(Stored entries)
--- Start ---
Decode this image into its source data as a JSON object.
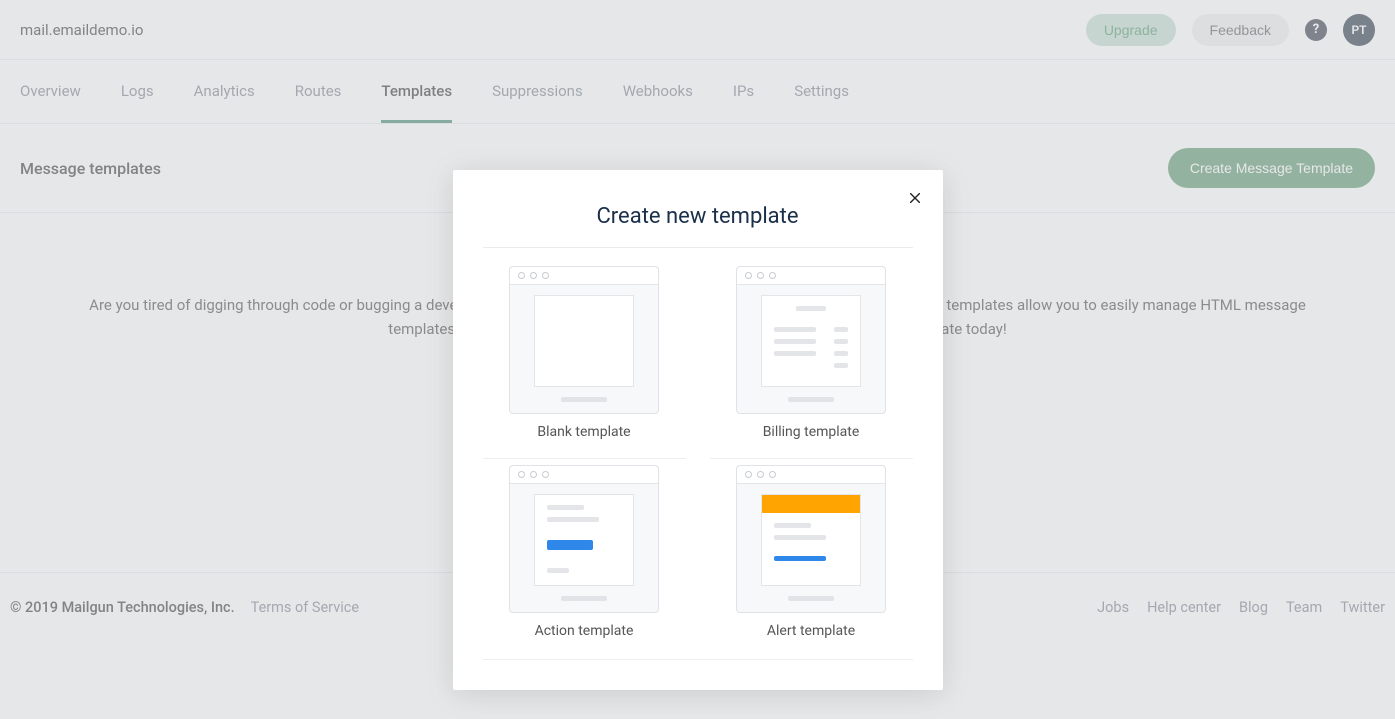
{
  "header": {
    "domain": "mail.emaildemo.io",
    "upgrade": "Upgrade",
    "feedback": "Feedback",
    "help_symbol": "?",
    "avatar_initials": "PT"
  },
  "nav": {
    "items": [
      {
        "label": "Overview",
        "active": false
      },
      {
        "label": "Logs",
        "active": false
      },
      {
        "label": "Analytics",
        "active": false
      },
      {
        "label": "Routes",
        "active": false
      },
      {
        "label": "Templates",
        "active": true
      },
      {
        "label": "Suppressions",
        "active": false
      },
      {
        "label": "Webhooks",
        "active": false
      },
      {
        "label": "IPs",
        "active": false
      },
      {
        "label": "Settings",
        "active": false
      }
    ]
  },
  "section": {
    "title": "Message templates",
    "create_button": "Create Message Template"
  },
  "content": {
    "blurb": "Are you tired of digging through code or bugging a developer anytime you need to make a content change to your email? Mailgun templates allow you to easily manage HTML message templates and make content changes without messing with the code. Build a template today!"
  },
  "footer": {
    "copyright": "© 2019 Mailgun Technologies, Inc.",
    "tos": "Terms of Service",
    "links": [
      "Jobs",
      "Help center",
      "Blog",
      "Team",
      "Twitter"
    ]
  },
  "modal": {
    "title": "Create new template",
    "options": [
      {
        "label": "Blank template",
        "variant": "blank"
      },
      {
        "label": "Billing template",
        "variant": "billing"
      },
      {
        "label": "Action template",
        "variant": "action"
      },
      {
        "label": "Alert template",
        "variant": "alert"
      }
    ]
  }
}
--- End ---
• AIM OF THE TASK
Restate the full listing verbatim and drop every picture.

• EXERCISE ANSWER
Decode this image into its source data as a JSON object.
{
  "header": {
    "domain": "mail.emaildemo.io",
    "upgrade": "Upgrade",
    "feedback": "Feedback",
    "help_symbol": "?",
    "avatar_initials": "PT"
  },
  "nav": {
    "items": [
      {
        "label": "Overview",
        "active": false
      },
      {
        "label": "Logs",
        "active": false
      },
      {
        "label": "Analytics",
        "active": false
      },
      {
        "label": "Routes",
        "active": false
      },
      {
        "label": "Templates",
        "active": true
      },
      {
        "label": "Suppressions",
        "active": false
      },
      {
        "label": "Webhooks",
        "active": false
      },
      {
        "label": "IPs",
        "active": false
      },
      {
        "label": "Settings",
        "active": false
      }
    ]
  },
  "section": {
    "title": "Message templates",
    "create_button": "Create Message Template"
  },
  "content": {
    "blurb": "Are you tired of digging through code or bugging a developer anytime you need to make a content change to your email? Mailgun templates allow you to easily manage HTML message templates and make content changes without messing with the code. Build a template today!"
  },
  "footer": {
    "copyright": "© 2019 Mailgun Technologies, Inc.",
    "tos": "Terms of Service",
    "links": [
      "Jobs",
      "Help center",
      "Blog",
      "Team",
      "Twitter"
    ]
  },
  "modal": {
    "title": "Create new template",
    "options": [
      {
        "label": "Blank template",
        "variant": "blank"
      },
      {
        "label": "Billing template",
        "variant": "billing"
      },
      {
        "label": "Action template",
        "variant": "action"
      },
      {
        "label": "Alert template",
        "variant": "alert"
      }
    ]
  }
}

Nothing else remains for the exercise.